-- BEGIN --

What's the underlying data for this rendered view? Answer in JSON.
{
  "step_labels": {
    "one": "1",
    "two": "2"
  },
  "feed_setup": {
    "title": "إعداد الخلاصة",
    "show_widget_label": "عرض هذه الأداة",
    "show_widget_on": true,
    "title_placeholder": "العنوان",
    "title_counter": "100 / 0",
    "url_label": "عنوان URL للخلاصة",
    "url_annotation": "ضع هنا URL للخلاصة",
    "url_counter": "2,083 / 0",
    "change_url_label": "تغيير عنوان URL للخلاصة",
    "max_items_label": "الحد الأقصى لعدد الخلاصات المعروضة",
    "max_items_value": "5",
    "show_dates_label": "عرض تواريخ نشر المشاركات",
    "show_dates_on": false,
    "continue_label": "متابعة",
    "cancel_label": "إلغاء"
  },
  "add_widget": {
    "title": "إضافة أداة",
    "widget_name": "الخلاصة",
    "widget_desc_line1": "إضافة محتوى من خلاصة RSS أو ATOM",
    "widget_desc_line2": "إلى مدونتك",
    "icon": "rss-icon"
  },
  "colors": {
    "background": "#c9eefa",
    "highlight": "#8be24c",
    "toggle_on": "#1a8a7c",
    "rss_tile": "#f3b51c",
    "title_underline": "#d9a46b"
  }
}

-- END --

__EXERCISE REQUIREMENTS__
Output all of the material exactly as written.

__REPLY__
What's the underlying data for this rendered view? Answer in JSON.
{
  "step_labels": {
    "one": "1",
    "two": "2"
  },
  "feed_setup": {
    "title": "إعداد الخلاصة",
    "show_widget_label": "عرض هذه الأداة",
    "show_widget_on": true,
    "title_placeholder": "العنوان",
    "title_counter": "100 / 0",
    "url_label": "عنوان URL للخلاصة",
    "url_annotation": "ضع هنا URL للخلاصة",
    "url_counter": "2,083 / 0",
    "change_url_label": "تغيير عنوان URL للخلاصة",
    "max_items_label": "الحد الأقصى لعدد الخلاصات المعروضة",
    "max_items_value": "5",
    "show_dates_label": "عرض تواريخ نشر المشاركات",
    "show_dates_on": false,
    "continue_label": "متابعة",
    "cancel_label": "إلغاء"
  },
  "add_widget": {
    "title": "إضافة أداة",
    "widget_name": "الخلاصة",
    "widget_desc_line1": "إضافة محتوى من خلاصة RSS أو ATOM",
    "widget_desc_line2": "إلى مدونتك",
    "icon": "rss-icon"
  },
  "colors": {
    "background": "#c9eefa",
    "highlight": "#8be24c",
    "toggle_on": "#1a8a7c",
    "rss_tile": "#f3b51c",
    "title_underline": "#d9a46b"
  }
}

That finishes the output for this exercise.